**TO BE DONE:** Find the lines that hold the word "measurement" and return them.

------------------------------------------------------------

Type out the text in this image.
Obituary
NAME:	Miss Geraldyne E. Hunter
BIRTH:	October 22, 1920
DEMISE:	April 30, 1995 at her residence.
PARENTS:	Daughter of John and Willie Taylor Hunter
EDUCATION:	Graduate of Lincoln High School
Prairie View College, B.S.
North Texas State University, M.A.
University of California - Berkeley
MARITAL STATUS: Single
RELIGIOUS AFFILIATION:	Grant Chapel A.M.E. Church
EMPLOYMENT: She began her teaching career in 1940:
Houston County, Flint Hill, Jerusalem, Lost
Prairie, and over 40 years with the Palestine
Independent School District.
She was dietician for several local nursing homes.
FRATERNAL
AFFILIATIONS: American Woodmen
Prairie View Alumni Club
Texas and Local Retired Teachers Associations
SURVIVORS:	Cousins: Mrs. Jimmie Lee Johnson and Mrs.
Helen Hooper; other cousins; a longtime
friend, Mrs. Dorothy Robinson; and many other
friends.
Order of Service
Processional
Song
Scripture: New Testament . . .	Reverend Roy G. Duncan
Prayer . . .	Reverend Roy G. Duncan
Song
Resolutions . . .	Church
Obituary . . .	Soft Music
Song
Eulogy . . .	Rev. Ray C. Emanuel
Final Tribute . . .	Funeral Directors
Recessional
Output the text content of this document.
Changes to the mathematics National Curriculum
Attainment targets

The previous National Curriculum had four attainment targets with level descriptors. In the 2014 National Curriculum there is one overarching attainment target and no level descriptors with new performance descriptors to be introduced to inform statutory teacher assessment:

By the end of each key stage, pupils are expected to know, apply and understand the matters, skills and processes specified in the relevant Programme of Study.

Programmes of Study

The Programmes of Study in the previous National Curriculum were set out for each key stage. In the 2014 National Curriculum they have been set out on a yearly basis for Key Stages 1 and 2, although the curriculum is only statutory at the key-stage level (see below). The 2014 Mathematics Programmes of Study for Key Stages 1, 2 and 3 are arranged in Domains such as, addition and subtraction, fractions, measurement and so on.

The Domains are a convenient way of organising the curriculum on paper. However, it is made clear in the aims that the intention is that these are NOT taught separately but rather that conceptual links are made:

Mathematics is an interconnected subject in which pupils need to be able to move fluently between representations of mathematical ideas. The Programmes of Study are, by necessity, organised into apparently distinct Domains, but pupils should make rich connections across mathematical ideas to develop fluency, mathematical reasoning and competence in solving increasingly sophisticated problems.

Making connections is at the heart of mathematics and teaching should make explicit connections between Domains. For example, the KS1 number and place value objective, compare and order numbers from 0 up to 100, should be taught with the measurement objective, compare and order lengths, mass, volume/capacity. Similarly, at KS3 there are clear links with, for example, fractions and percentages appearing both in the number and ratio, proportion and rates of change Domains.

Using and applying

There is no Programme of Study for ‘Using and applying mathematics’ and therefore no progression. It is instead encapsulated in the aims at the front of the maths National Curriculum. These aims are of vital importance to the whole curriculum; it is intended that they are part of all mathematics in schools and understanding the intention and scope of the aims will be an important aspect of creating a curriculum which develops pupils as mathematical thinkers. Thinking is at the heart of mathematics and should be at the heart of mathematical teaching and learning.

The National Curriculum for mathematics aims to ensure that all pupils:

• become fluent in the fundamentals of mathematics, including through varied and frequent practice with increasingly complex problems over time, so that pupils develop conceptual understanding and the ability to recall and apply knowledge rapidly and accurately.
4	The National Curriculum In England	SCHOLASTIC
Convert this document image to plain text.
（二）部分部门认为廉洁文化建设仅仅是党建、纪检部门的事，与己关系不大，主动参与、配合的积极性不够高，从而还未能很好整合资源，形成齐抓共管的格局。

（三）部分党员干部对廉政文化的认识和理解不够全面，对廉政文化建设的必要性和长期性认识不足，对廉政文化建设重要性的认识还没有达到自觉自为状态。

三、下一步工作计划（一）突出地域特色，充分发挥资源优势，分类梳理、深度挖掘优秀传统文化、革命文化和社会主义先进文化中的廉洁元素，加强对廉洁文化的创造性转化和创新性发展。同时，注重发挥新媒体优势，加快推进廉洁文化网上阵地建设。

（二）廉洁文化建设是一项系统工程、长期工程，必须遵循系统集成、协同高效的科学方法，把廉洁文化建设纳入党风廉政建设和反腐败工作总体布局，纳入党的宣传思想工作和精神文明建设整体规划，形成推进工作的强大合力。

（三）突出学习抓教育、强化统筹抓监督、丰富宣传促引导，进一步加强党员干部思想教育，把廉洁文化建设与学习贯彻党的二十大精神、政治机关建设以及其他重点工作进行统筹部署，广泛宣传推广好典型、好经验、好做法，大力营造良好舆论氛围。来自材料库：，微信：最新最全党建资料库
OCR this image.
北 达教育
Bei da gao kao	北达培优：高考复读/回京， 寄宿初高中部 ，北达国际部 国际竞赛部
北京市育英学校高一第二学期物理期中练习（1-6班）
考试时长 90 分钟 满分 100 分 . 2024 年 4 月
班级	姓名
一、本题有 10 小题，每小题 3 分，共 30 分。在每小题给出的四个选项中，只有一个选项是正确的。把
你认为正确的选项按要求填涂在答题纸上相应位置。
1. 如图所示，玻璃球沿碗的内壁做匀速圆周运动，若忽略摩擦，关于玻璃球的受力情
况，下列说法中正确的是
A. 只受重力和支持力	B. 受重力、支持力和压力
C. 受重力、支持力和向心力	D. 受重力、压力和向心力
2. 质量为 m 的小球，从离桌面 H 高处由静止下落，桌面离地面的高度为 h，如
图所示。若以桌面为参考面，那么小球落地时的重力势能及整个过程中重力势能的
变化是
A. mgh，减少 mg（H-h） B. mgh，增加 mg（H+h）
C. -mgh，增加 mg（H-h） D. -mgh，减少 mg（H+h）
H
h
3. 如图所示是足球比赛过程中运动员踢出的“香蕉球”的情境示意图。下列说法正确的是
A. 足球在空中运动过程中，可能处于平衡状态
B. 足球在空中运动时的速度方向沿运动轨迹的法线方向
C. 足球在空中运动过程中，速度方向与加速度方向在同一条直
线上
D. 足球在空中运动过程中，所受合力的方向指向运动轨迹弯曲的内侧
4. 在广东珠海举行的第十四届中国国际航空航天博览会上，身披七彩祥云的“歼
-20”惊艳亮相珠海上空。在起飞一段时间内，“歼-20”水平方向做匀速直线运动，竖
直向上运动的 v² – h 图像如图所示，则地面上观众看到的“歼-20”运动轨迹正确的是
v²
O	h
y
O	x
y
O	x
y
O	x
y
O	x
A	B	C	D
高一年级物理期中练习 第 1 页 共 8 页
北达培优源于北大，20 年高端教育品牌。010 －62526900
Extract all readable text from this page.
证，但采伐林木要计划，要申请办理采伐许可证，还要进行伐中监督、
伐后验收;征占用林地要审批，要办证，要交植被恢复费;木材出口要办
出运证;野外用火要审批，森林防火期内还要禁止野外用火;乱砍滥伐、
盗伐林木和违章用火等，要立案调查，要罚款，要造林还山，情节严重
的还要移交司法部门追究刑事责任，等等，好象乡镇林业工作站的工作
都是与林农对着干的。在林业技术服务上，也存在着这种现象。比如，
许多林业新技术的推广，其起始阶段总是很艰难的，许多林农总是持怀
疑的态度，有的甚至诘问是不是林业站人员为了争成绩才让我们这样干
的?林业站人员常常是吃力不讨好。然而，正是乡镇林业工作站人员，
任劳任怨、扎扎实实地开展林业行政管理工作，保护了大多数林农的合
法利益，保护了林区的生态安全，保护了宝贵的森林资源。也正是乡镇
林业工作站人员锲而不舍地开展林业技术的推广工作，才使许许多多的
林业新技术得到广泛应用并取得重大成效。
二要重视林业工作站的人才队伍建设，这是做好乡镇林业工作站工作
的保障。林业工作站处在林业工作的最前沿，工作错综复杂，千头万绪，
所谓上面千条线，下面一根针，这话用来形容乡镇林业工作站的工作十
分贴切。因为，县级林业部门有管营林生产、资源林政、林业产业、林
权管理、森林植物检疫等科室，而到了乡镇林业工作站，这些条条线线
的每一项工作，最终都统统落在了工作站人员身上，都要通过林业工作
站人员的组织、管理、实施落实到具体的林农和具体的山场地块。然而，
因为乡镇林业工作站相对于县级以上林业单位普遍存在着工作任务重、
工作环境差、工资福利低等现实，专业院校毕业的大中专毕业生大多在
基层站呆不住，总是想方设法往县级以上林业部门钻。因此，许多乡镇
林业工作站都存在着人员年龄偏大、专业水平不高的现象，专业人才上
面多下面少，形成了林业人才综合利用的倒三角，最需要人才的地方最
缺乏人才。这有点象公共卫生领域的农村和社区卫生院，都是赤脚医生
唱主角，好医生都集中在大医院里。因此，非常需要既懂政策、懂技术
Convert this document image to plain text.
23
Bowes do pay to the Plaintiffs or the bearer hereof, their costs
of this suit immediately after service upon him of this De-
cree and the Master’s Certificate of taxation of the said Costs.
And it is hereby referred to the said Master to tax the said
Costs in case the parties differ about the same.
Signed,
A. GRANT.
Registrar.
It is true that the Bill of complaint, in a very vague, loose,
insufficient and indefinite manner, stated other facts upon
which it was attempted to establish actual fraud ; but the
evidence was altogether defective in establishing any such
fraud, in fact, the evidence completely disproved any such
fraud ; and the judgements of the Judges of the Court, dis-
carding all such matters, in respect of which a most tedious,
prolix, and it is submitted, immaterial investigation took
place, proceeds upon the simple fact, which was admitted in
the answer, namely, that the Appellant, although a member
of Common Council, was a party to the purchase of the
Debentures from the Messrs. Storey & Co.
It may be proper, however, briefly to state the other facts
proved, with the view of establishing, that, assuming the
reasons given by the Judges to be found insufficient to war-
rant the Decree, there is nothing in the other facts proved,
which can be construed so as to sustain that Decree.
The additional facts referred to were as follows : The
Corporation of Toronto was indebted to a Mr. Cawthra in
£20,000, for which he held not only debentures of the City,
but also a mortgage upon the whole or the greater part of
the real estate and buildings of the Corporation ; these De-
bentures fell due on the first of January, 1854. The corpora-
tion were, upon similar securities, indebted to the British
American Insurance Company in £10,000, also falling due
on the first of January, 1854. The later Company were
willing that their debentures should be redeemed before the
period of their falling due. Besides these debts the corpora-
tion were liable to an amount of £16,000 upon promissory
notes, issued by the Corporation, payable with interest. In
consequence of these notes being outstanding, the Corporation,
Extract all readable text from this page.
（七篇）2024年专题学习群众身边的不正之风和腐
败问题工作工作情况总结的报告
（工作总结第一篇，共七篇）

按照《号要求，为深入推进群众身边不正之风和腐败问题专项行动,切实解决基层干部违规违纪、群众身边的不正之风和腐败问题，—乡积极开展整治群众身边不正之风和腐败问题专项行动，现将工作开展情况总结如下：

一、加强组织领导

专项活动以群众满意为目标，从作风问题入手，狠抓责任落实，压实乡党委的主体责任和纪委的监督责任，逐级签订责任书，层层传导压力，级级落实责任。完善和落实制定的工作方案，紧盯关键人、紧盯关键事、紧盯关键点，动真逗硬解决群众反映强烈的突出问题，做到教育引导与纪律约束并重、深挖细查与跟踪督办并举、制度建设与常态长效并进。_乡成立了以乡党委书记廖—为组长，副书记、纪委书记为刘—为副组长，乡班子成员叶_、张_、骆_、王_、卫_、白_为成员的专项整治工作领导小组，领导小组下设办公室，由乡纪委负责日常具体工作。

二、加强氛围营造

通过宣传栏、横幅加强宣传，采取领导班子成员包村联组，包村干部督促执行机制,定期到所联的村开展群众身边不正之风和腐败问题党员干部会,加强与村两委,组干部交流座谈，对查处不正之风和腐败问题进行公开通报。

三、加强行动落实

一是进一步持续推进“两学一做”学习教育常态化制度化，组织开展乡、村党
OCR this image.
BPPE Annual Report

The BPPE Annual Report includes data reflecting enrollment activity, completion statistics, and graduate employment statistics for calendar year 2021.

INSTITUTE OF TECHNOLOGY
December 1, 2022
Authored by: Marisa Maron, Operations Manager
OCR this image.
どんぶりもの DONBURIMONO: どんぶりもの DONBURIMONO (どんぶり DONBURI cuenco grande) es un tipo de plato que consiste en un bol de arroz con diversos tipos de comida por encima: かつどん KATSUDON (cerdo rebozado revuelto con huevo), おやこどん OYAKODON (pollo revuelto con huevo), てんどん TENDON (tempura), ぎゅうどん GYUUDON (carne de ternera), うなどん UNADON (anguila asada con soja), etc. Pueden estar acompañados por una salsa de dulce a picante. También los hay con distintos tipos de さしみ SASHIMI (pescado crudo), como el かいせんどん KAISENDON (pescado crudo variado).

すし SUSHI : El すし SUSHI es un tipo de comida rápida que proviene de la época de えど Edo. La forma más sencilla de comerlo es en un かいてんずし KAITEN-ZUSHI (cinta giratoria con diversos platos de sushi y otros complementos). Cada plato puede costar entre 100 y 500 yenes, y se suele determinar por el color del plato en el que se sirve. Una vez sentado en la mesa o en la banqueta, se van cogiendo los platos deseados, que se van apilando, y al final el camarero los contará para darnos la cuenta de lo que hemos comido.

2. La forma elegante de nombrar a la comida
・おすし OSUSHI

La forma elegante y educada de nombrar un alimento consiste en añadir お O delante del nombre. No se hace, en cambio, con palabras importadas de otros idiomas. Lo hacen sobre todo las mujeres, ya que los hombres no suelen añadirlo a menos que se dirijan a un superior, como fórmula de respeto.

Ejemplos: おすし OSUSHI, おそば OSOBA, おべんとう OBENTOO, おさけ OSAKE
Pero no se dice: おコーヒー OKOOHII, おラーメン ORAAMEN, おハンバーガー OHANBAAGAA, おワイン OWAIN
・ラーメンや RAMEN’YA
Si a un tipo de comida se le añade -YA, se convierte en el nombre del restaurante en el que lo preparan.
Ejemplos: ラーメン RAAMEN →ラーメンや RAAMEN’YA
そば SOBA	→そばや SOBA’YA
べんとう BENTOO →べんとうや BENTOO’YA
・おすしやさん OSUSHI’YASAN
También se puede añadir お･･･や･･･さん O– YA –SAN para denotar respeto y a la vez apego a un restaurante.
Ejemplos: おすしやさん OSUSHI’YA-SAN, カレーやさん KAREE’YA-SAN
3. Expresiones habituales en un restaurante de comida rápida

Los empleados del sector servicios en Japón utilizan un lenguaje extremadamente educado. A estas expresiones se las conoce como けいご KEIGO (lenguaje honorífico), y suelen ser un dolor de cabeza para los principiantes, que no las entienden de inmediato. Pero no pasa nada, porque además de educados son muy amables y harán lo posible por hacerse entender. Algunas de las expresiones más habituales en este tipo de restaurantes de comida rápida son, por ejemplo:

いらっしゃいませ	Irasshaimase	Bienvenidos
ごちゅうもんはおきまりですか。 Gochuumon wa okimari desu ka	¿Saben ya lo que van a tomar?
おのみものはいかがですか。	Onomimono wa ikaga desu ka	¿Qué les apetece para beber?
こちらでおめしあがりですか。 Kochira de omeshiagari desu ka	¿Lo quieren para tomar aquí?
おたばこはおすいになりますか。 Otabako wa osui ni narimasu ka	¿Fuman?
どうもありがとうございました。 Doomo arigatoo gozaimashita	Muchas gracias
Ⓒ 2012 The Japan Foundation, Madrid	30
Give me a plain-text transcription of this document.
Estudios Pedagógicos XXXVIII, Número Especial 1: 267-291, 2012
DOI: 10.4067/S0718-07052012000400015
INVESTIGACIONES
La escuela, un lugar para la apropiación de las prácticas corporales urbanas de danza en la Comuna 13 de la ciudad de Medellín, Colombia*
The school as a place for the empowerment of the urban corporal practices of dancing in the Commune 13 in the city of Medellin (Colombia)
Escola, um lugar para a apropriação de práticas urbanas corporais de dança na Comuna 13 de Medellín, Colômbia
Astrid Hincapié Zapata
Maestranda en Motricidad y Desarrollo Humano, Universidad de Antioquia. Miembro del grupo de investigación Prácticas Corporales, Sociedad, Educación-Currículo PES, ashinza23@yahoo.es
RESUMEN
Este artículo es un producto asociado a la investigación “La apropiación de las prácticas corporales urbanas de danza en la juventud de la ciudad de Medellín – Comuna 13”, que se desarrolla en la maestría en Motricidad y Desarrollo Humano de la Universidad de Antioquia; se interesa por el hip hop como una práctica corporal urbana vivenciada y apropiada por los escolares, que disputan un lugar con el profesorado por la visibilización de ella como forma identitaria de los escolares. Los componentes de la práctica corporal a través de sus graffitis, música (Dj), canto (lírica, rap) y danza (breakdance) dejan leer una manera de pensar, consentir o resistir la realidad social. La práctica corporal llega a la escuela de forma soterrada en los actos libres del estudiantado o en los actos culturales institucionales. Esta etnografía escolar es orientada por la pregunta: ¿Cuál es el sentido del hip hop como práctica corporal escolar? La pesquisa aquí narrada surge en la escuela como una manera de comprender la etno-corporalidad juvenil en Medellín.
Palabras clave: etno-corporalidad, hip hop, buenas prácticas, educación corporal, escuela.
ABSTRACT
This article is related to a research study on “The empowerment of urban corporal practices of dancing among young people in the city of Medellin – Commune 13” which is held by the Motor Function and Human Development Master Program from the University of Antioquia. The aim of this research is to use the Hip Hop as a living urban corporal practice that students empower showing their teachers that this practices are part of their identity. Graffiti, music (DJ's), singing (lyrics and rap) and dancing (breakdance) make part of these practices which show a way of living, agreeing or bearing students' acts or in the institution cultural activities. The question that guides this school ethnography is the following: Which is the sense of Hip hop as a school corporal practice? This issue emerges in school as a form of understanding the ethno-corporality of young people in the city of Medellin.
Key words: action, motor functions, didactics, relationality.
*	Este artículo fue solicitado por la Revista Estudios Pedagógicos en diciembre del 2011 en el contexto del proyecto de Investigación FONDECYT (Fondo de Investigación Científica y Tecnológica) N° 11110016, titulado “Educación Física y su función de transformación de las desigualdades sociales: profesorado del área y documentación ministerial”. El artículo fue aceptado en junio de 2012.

------------------------------------------------------------

**TASK RESULT:**
The Programmes of Study in the previous National Curriculum were set out for each key stage. In the 2014 National Curriculum they have been set out on a yearly basis for Key Stages 1 and 2, although the curriculum is only statutory at the key-stage level (see below). The 2014 Mathematics Programmes of Study for Key Stages 1, 2 and 3 are arranged in Domains such as, addition and subtraction, fractions, measurement and so on.
Making connections is at the heart of mathematics and teaching should make explicit connections between Domains. For example, the KS1 number and place value objective, compare and order numbers from 0 up to 100, should be taught with the measurement objective, compare and order lengths, mass, volume/capacity. Similarly, at KS3 there are clear links with, for example, fractions and percentages appearing both in the number and ratio, proportion and rates of change Domains.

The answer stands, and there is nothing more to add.